- **Directive**
Quote, without change, all of the lines that follow.

Stored records
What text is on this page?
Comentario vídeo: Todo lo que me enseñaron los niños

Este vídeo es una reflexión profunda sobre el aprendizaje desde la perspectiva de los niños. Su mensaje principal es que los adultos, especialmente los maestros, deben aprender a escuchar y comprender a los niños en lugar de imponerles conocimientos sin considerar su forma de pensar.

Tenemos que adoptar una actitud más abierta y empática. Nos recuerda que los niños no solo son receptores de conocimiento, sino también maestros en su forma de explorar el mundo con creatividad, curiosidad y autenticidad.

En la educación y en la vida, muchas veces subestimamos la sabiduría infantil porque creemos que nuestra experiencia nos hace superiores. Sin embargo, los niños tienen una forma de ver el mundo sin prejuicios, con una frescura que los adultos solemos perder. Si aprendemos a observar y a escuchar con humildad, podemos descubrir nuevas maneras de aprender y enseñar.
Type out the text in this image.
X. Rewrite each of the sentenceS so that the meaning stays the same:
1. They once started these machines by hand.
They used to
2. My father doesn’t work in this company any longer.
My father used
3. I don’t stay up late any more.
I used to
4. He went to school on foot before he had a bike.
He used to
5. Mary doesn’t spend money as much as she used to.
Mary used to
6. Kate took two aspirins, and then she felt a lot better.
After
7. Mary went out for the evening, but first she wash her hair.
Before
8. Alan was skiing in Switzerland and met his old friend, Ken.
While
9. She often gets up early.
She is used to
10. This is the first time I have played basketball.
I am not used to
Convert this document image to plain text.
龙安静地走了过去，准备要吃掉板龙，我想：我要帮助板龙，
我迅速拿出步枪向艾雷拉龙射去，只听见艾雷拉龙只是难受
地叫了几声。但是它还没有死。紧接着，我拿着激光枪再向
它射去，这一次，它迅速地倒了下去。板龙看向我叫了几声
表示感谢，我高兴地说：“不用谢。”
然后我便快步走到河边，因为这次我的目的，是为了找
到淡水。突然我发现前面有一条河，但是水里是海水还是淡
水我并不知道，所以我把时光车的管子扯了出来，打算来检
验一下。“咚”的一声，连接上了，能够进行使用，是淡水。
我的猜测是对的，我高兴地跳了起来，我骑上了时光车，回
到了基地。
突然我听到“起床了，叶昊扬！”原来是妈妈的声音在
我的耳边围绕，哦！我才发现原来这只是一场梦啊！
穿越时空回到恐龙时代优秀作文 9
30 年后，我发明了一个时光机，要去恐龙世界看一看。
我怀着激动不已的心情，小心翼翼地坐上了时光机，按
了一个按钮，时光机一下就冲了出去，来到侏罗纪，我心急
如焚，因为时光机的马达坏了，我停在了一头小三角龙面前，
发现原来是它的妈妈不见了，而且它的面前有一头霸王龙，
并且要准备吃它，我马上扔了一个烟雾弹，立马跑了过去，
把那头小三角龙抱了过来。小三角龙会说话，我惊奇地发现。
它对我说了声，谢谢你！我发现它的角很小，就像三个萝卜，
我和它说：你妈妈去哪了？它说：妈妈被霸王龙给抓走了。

- **Response below**
What text is on this page?
Comentario vídeo: Todo lo que me enseñaron los niños

Este vídeo es una reflexión profunda sobre el aprendizaje desde la perspectiva de los niños. Su mensaje principal es que los adultos, especialmente los maestros, deben aprender a escuchar y comprender a los niños en lugar de imponerles conocimientos sin considerar su forma de pensar.

Tenemos que adoptar una actitud más abierta y empática. Nos recuerda que los niños no solo son receptores de conocimiento, sino también maestros en su forma de explorar el mundo con creatividad, curiosidad y autenticidad.

En la educación y en la vida, muchas veces subestimamos la sabiduría infantil porque creemos que nuestra experiencia nos hace superiores. Sin embargo, los niños tienen una forma de ver el mundo sin prejuicios, con una frescura que los adultos solemos perder. Si aprendemos a observar y a escuchar con humildad, podemos descubrir nuevas maneras de aprender y enseñar.
Type out the text in this image.
X. Rewrite each of the sentenceS so that the meaning stays the same:
1. They once started these machines by hand.
They used to
2. My father doesn’t work in this company any longer.
My father used
3. I don’t stay up late any more.
I used to
4. He went to school on foot before he had a bike.
He used to
5. Mary doesn’t spend money as much as she used to.
Mary used to
6. Kate took two aspirins, and then she felt a lot better.
After
7. Mary went out for the evening, but first she wash her hair.
Before
8. Alan was skiing in Switzerland and met his old friend, Ken.
While
9. She often gets up early.
She is used to
10. This is the first time I have played basketball.
I am not used to
Convert this document image to plain text.
龙安静地走了过去，准备要吃掉板龙，我想：我要帮助板龙，
我迅速拿出步枪向艾雷拉龙射去，只听见艾雷拉龙只是难受
地叫了几声。但是它还没有死。紧接着，我拿着激光枪再向
它射去，这一次，它迅速地倒了下去。板龙看向我叫了几声
表示感谢，我高兴地说：“不用谢。”
然后我便快步走到河边，因为这次我的目的，是为了找
到淡水。突然我发现前面有一条河，但是水里是海水还是淡
水我并不知道，所以我把时光车的管子扯了出来，打算来检
验一下。“咚”的一声，连接上了，能够进行使用，是淡水。
我的猜测是对的，我高兴地跳了起来，我骑上了时光车，回
到了基地。
突然我听到“起床了，叶昊扬！”原来是妈妈的声音在
我的耳边围绕，哦！我才发现原来这只是一场梦啊！
穿越时空回到恐龙时代优秀作文 9
30 年后，我发明了一个时光机，要去恐龙世界看一看。
我怀着激动不已的心情，小心翼翼地坐上了时光机，按
了一个按钮，时光机一下就冲了出去，来到侏罗纪，我心急
如焚，因为时光机的马达坏了，我停在了一头小三角龙面前，
发现原来是它的妈妈不见了，而且它的面前有一头霸王龙，
并且要准备吃它，我马上扔了一个烟雾弹，立马跑了过去，
把那头小三角龙抱了过来。小三角龙会说话，我惊奇地发现。
它对我说了声，谢谢你！我发现它的角很小，就像三个萝卜，
我和它说：你妈妈去哪了？它说：妈妈被霸王龙给抓走了。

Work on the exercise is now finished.